» Short task
Repeat the records below exactly, leaving out any pictures.

--- Begin ---

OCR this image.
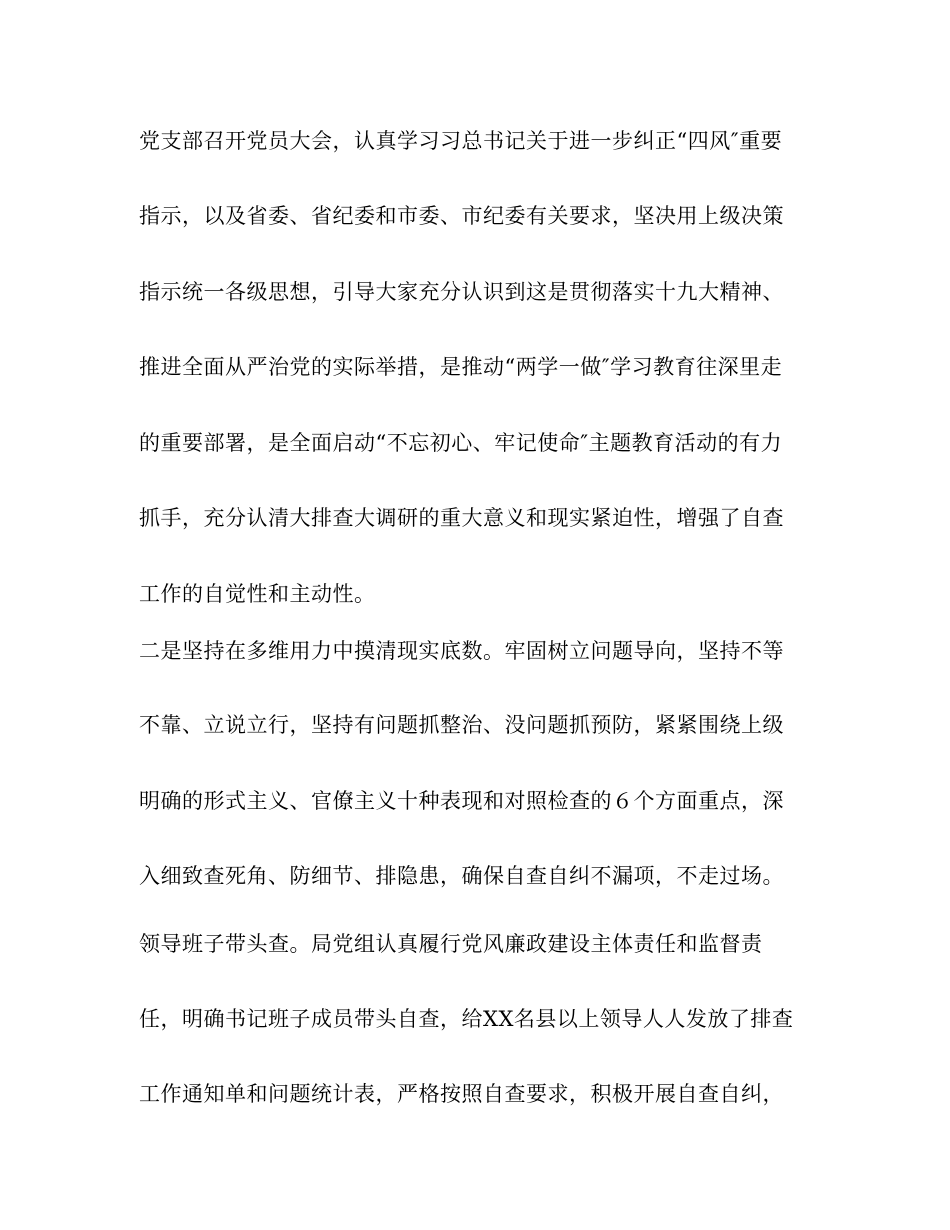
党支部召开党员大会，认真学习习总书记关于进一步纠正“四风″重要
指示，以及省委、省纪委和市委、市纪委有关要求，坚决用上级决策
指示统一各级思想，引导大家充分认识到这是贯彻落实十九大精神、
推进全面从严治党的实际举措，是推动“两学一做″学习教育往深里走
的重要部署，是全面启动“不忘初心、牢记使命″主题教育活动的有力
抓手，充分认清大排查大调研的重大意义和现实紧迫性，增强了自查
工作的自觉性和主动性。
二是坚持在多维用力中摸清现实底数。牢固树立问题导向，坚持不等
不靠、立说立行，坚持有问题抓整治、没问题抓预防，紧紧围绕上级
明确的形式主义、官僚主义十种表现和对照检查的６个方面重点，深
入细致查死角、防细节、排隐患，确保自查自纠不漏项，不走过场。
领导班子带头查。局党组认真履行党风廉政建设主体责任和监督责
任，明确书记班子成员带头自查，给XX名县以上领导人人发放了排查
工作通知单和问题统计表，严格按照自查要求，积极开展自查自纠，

--- End ---

» Task result
OCR this image.
党支部召开党员大会，认真学习习总书记关于进一步纠正“四风″重要
指示，以及省委、省纪委和市委、市纪委有关要求，坚决用上级决策
指示统一各级思想，引导大家充分认识到这是贯彻落实十九大精神、
推进全面从严治党的实际举措，是推动“两学一做″学习教育往深里走
的重要部署，是全面启动“不忘初心、牢记使命″主题教育活动的有力
抓手，充分认清大排查大调研的重大意义和现实紧迫性，增强了自查
工作的自觉性和主动性。
二是坚持在多维用力中摸清现实底数。牢固树立问题导向，坚持不等
不靠、立说立行，坚持有问题抓整治、没问题抓预防，紧紧围绕上级
明确的形式主义、官僚主义十种表现和对照检查的６个方面重点，深
入细致查死角、防细节、排隐患，确保自查自纠不漏项，不走过场。
领导班子带头查。局党组认真履行党风廉政建设主体责任和监督责
任，明确书记班子成员带头自查，给XX名县以上领导人人发放了排查
工作通知单和问题统计表，严格按照自查要求，积极开展自查自纠，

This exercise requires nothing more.